Dataset rows about figures:
○ ○ ○
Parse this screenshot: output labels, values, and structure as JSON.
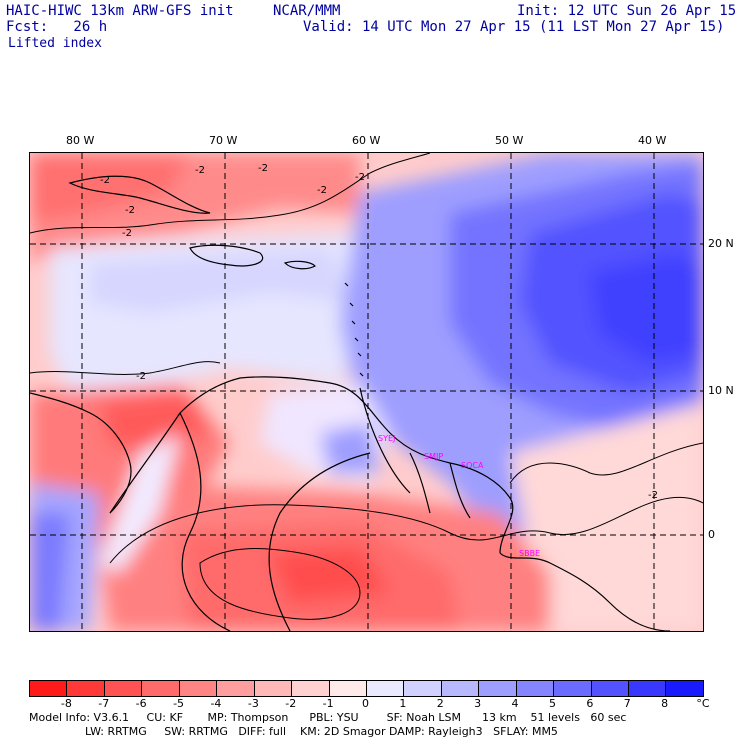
{
  "header": {
    "model_title": "HAIC-HIWC 13km ARW-GFS init",
    "org": "NCAR/MMM",
    "init": "Init: 12 UTC Sun 26 Apr 15",
    "fcst": "Fcst:   26 h",
    "valid": "Valid: 14 UTC Mon 27 Apr 15 (11 LST Mon 27 Apr 15)",
    "field": "Lifted index"
  },
  "map": {
    "lon_labels": [
      "80 W",
      "70 W",
      "60 W",
      "50 W",
      "40 W"
    ],
    "lat_labels": [
      "20 N",
      "10 N",
      "0"
    ],
    "contour_labels": [
      "-2",
      "-2",
      "-2",
      "-2",
      "-2",
      "-2",
      "-2",
      "-2",
      "-2"
    ],
    "stations": [
      "SYEJ",
      "SMJP",
      "SOCA",
      "SBBE"
    ],
    "station_color": "#ff00ff"
  },
  "colorbar": {
    "tick_labels": [
      "-8",
      "-7",
      "-6",
      "-5",
      "-4",
      "-3",
      "-2",
      "-1",
      "0",
      "1",
      "2",
      "3",
      "4",
      "5",
      "6",
      "7",
      "8"
    ],
    "unit": "°C",
    "colors": [
      "#ff1a1a",
      "#ff3838",
      "#ff5252",
      "#ff6b6b",
      "#ff8585",
      "#ff9e9e",
      "#ffb8b8",
      "#ffd1d1",
      "#ffeaea",
      "#eaeaff",
      "#d1d1ff",
      "#b8b8ff",
      "#9e9eff",
      "#8585ff",
      "#6b6bff",
      "#5252ff",
      "#3838ff",
      "#1a1aff"
    ]
  },
  "footer": {
    "line1": "Model Info: V3.6.1     CU: KF       MP: Thompson      PBL: YSU        SF: Noah LSM      13 km    51 levels   60 sec",
    "line2": "                LW: RRTMG     SW: RRTMG   DIFF: full    KM: 2D Smagor DAMP: Rayleigh3   SFLAY: MM5"
  }
}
○ ○ ○
Skip the images and write out the rest of the listing exactly.

Parse this screenshot: output labels, values, and structure as JSON.
{
  "header": {
    "model_title": "HAIC-HIWC 13km ARW-GFS init",
    "org": "NCAR/MMM",
    "init": "Init: 12 UTC Sun 26 Apr 15",
    "fcst": "Fcst:   26 h",
    "valid": "Valid: 14 UTC Mon 27 Apr 15 (11 LST Mon 27 Apr 15)",
    "field": "Lifted index"
  },
  "map": {
    "lon_labels": [
      "80 W",
      "70 W",
      "60 W",
      "50 W",
      "40 W"
    ],
    "lat_labels": [
      "20 N",
      "10 N",
      "0"
    ],
    "contour_labels": [
      "-2",
      "-2",
      "-2",
      "-2",
      "-2",
      "-2",
      "-2",
      "-2",
      "-2"
    ],
    "stations": [
      "SYEJ",
      "SMJP",
      "SOCA",
      "SBBE"
    ],
    "station_color": "#ff00ff"
  },
  "colorbar": {
    "tick_labels": [
      "-8",
      "-7",
      "-6",
      "-5",
      "-4",
      "-3",
      "-2",
      "-1",
      "0",
      "1",
      "2",
      "3",
      "4",
      "5",
      "6",
      "7",
      "8"
    ],
    "unit": "°C",
    "colors": [
      "#ff1a1a",
      "#ff3838",
      "#ff5252",
      "#ff6b6b",
      "#ff8585",
      "#ff9e9e",
      "#ffb8b8",
      "#ffd1d1",
      "#ffeaea",
      "#eaeaff",
      "#d1d1ff",
      "#b8b8ff",
      "#9e9eff",
      "#8585ff",
      "#6b6bff",
      "#5252ff",
      "#3838ff",
      "#1a1aff"
    ]
  },
  "footer": {
    "line1": "Model Info: V3.6.1     CU: KF       MP: Thompson      PBL: YSU        SF: Noah LSM      13 km    51 levels   60 sec",
    "line2": "                LW: RRTMG     SW: RRTMG   DIFF: full    KM: 2D Smagor DAMP: Rayleigh3   SFLAY: MM5"
  }
}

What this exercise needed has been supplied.